- [ЗАДАНИЕ 1]:
Процитируйте фрагмент документа целиком, дословно, слово в слово.

- [ФРАГМЕНТ ДОКУМЕНТА]:
▼
Поэтому для меня скорее действительно наиболее очевидным кандидатом был Мелихов. Ну а что касается остальных, то это все литература, требующая от читателя некоторого усилия при переворачивании страниц. Что касается «Убить Бобрыкина». Повторяю: у автора есть явный талант, но распоряжается он им так, что читатель вправе, мне кажется, отложить книгу после первых 20 страниц и к ней, в общем, с облегчением уже не возвращаться.

Никто не снимает с писателя… Понимаете, вот к вопросу о Фаулзе. Никто не снимает с писателя обязанности быть увлекательным, быть интересным. Фаулз, наверное, все-таки интеллектуал первого ряда в британской прозе. Ну какой увлекательный роман «Волхв» («Magus»). А какой интересный роман «Maggot», имеющий с «Magus» довольно интересные параллели. Я, пожалуй, только «Даниэла Мартина» у него не люблю за известную затянутость и зацикленность на его фетише, вот на этом сексе с близнецами. Но как бы вы ни относились к Фаулзу, даже его дневник — фантастическая увлекательная книга. В свое время Андрей Шемякин очень остроумно мне доказывал, что лучшее, что написал Фаулз — это «Башня из черного дерева». Тоже очень интересное произведение, но я, допустим, больше всего люблю «Энигму» и, конечно, «Collector», потому что «Коллекционер», на мой взгляд, вот это действительно выдающийся роман.
▲
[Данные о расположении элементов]
▼
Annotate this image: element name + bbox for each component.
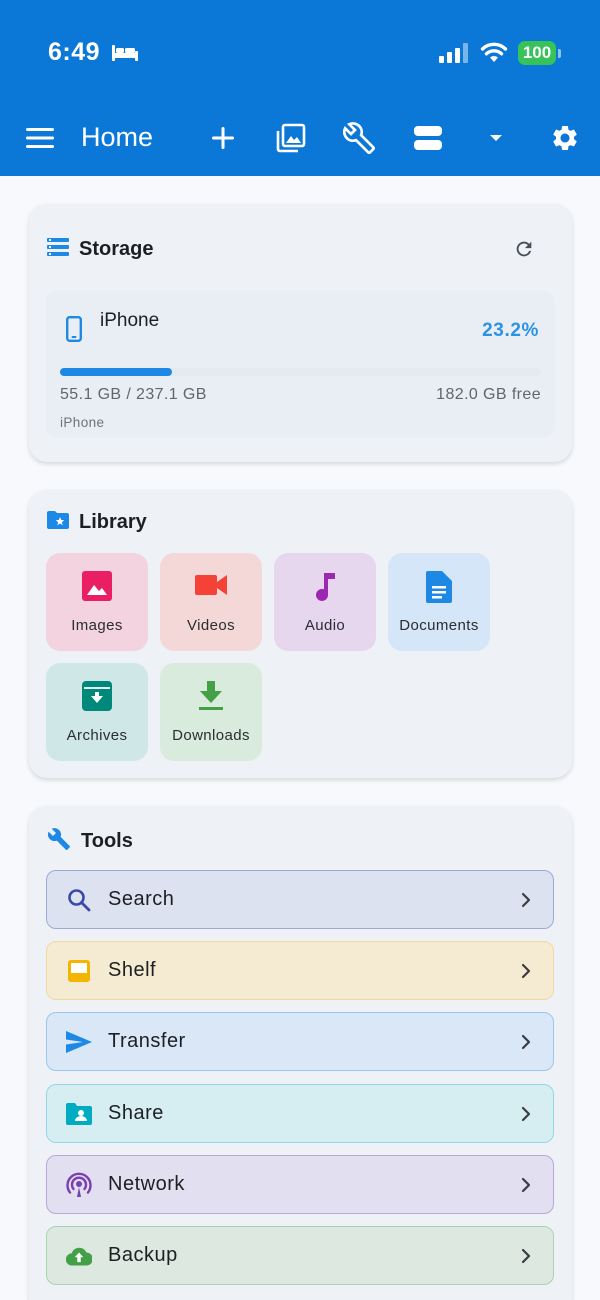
dropdown-arrow-icon[interactable]	[478, 120, 514, 156]
wrench-icon	[47, 827, 71, 856]
cellular-signal-icon	[439, 43, 469, 68]
phone-icon	[66, 316, 83, 347]
app-bar: Home	[0, 100, 600, 176]
chevron-right-icon	[521, 1177, 531, 1198]
tool-row-search[interactable]: Search	[46, 870, 554, 929]
status-bar: 6:49 100	[0, 0, 600, 100]
image-icon	[46, 571, 148, 605]
photo-library-icon[interactable]	[273, 120, 309, 156]
download-icon	[160, 681, 262, 715]
sleep-bed-icon	[111, 43, 139, 68]
tools-card: Tools Search Shelf Transfer Share Networ…	[29, 806, 572, 1300]
tool-row-shelf[interactable]: Shelf	[46, 941, 554, 1000]
chevron-right-icon	[521, 1034, 531, 1055]
tools-header: Tools	[47, 827, 133, 856]
wrench-icon[interactable]	[341, 120, 377, 156]
send-icon	[66, 1029, 92, 1055]
tool-label: Search	[108, 888, 175, 910]
usage-percent: 23.2%	[482, 320, 539, 341]
library-tile-downloads[interactable]: Downloads	[160, 663, 262, 761]
chevron-right-icon	[521, 963, 531, 984]
storage-toggle-icon[interactable]	[410, 120, 446, 156]
tool-label: Backup	[108, 1244, 178, 1266]
library-header: Library	[47, 511, 147, 534]
shared-folder-icon	[66, 1101, 92, 1127]
podcast-icon	[66, 1172, 92, 1198]
tile-label: Audio	[304, 617, 346, 634]
status-time: 6:49	[48, 38, 101, 66]
storage-card: Storage iPhone 23.2% 55.1 GB / 237.1 GB …	[29, 204, 572, 462]
library-tile-images[interactable]: Images	[46, 553, 148, 651]
music-note-icon	[274, 571, 376, 605]
device-storage-item[interactable]: iPhone 23.2% 55.1 GB / 237.1 GB 182.0 GB…	[46, 290, 555, 438]
refresh-icon[interactable]	[513, 238, 535, 265]
chevron-right-icon	[521, 1248, 531, 1269]
tools-title: Tools	[81, 830, 133, 852]
storage-header: Storage	[47, 238, 153, 261]
document-icon	[388, 571, 490, 605]
videocam-icon	[160, 571, 262, 605]
free-space-text: 182.0 GB free	[436, 386, 541, 403]
search-icon	[66, 887, 92, 913]
library-tile-documents[interactable]: Documents	[388, 553, 490, 651]
tool-label: Transfer	[108, 1030, 186, 1052]
library-title: Library	[79, 511, 147, 533]
archive-icon	[46, 681, 148, 715]
storage-progress-bar	[60, 368, 541, 376]
battery-tip	[558, 49, 561, 58]
page-title: Home	[81, 122, 154, 152]
inbox-tray-icon	[66, 958, 92, 984]
storage-progress-fill	[60, 368, 172, 376]
folder-star-icon	[47, 511, 69, 534]
used-total-text: 55.1 GB / 237.1 GB	[60, 386, 207, 403]
tile-label: Archives	[66, 727, 128, 744]
storage-icon	[47, 238, 69, 261]
tool-row-transfer[interactable]: Transfer	[46, 1012, 554, 1071]
tile-label: Images	[71, 617, 123, 634]
wifi-icon	[480, 41, 508, 68]
menu-icon[interactable]	[22, 120, 58, 156]
settings-gear-icon[interactable]	[547, 120, 583, 156]
tool-label: Shelf	[108, 959, 157, 981]
device-subtitle: iPhone	[60, 415, 105, 430]
tile-label: Documents	[399, 617, 479, 634]
tile-label: Downloads	[172, 727, 250, 744]
top-bar: 6:49 100 Home	[0, 0, 600, 176]
device-name: iPhone	[100, 310, 160, 331]
library-tile-videos[interactable]: Videos	[160, 553, 262, 651]
tool-label: Network	[108, 1173, 185, 1195]
tool-label: Share	[108, 1102, 164, 1124]
library-tile-audio[interactable]: Audio	[274, 553, 376, 651]
chevron-right-icon	[521, 1106, 531, 1127]
tool-row-backup[interactable]: Backup	[46, 1226, 554, 1285]
cloud-upload-icon	[66, 1243, 92, 1269]
library-tile-archives[interactable]: Archives	[46, 663, 148, 761]
library-card: Library Images Videos Audio Documents Ar…	[29, 490, 572, 778]
tool-row-share[interactable]: Share	[46, 1084, 554, 1143]
tile-label: Videos	[187, 617, 235, 634]
add-icon[interactable]	[205, 120, 241, 156]
storage-title: Storage	[79, 238, 154, 260]
battery-indicator: 100	[518, 41, 556, 65]
chevron-right-icon	[521, 892, 531, 913]
tool-row-network[interactable]: Network	[46, 1155, 554, 1214]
▲
- [ЗАДАНИЕ 2]:
Выпишите строки записей, начиная со строки, где есть «120, 514, 156]», и заканчивая строкой с «368, 172, 376]», заменив в них «chevron-right-icon» на «arrow-right-icon». Все остальное сохраните без изменений и приведите только эти строки.

- [ПРАВИЛЬНЫЙ ОТВЕТ 1]:
Поэтому для меня скорее действительно наиболее очевидным кандидатом был Мелихов. Ну а что касается остальных, то это все литература, требующая от читателя некоторого усилия при переворачивании страниц. Что касается «Убить Бобрыкина». Повторяю: у автора есть явный талант, но распоряжается он им так, что читатель вправе, мне кажется, отложить книгу после первых 20 страниц и к ней, в общем, с облегчением уже не возвращаться.

Никто не снимает с писателя… Понимаете, вот к вопросу о Фаулзе. Никто не снимает с писателя обязанности быть увлекательным, быть интересным. Фаулз, наверное, все-таки интеллектуал первого ряда в британской прозе. Ну какой увлекательный роман «Волхв» («Magus»). А какой интересный роман «Maggot», имеющий с «Magus» довольно интересные параллели. Я, пожалуй, только «Даниэла Мартина» у него не люблю за известную затянутость и зацикленность на его фетише, вот на этом сексе с близнецами. Но как бы вы ни относились к Фаулзу, даже его дневник — фантастическая увлекательная книга. В свое время Андрей Шемякин очень остроумно мне доказывал, что лучшее, что написал Фаулз — это «Башня из черного дерева». Тоже очень интересное произведение, но я, допустим, больше всего люблю «Энигму» и, конечно, «Collector», потому что «Коллекционер», на мой взгляд, вот это действительно выдающийся роман.

- [ПРАВИЛЬНЫЙ ОТВЕТ 2]:
dropdown-arrow-icon[interactable]	[478, 120, 514, 156]
wrench-icon	[47, 827, 71, 856]
cellular-signal-icon	[439, 43, 469, 68]
phone-icon	[66, 316, 83, 347]
app-bar: Home	[0, 100, 600, 176]
arrow-right-icon	[521, 1177, 531, 1198]
tool-row-search[interactable]: Search	[46, 870, 554, 929]
status-bar: 6:49 100	[0, 0, 600, 100]
image-icon	[46, 571, 148, 605]
photo-library-icon[interactable]	[273, 120, 309, 156]
download-icon	[160, 681, 262, 715]
sleep-bed-icon	[111, 43, 139, 68]
tools-card: Tools Search Shelf Transfer Share Networ…	[29, 806, 572, 1300]
tool-row-shelf[interactable]: Shelf	[46, 941, 554, 1000]
arrow-right-icon	[521, 1034, 531, 1055]
tools-header: Tools	[47, 827, 133, 856]
wrench-icon[interactable]	[341, 120, 377, 156]
send-icon	[66, 1029, 92, 1055]
tool-label: Search	[108, 888, 175, 910]
usage-percent: 23.2%	[482, 320, 539, 341]
library-tile-downloads[interactable]: Downloads	[160, 663, 262, 761]
arrow-right-icon	[521, 963, 531, 984]
storage-toggle-icon[interactable]	[410, 120, 446, 156]
tool-label: Backup	[108, 1244, 178, 1266]
library-header: Library	[47, 511, 147, 534]
shared-folder-icon	[66, 1101, 92, 1127]
podcast-icon	[66, 1172, 92, 1198]
tile-label: Audio	[304, 617, 346, 634]
status-time: 6:49	[48, 38, 101, 66]
storage-card: Storage iPhone 23.2% 55.1 GB / 237.1 GB …	[29, 204, 572, 462]
library-tile-images[interactable]: Images	[46, 553, 148, 651]
music-note-icon	[274, 571, 376, 605]
device-storage-item[interactable]: iPhone 23.2% 55.1 GB / 237.1 GB 182.0 GB…	[46, 290, 555, 438]
refresh-icon[interactable]	[513, 238, 535, 265]
arrow-right-icon	[521, 1248, 531, 1269]
tools-title: Tools	[81, 830, 133, 852]
storage-header: Storage	[47, 238, 153, 261]
document-icon	[388, 571, 490, 605]
videocam-icon	[160, 571, 262, 605]
free-space-text: 182.0 GB free	[436, 386, 541, 403]
search-icon	[66, 887, 92, 913]
library-tile-documents[interactable]: Documents	[388, 553, 490, 651]
tool-label: Transfer	[108, 1030, 186, 1052]
library-title: Library	[79, 511, 147, 533]
archive-icon	[46, 681, 148, 715]
storage-progress-bar	[60, 368, 541, 376]
battery-tip	[558, 49, 561, 58]
page-title: Home	[81, 122, 154, 152]
inbox-tray-icon	[66, 958, 92, 984]
storage-progress-fill	[60, 368, 172, 376]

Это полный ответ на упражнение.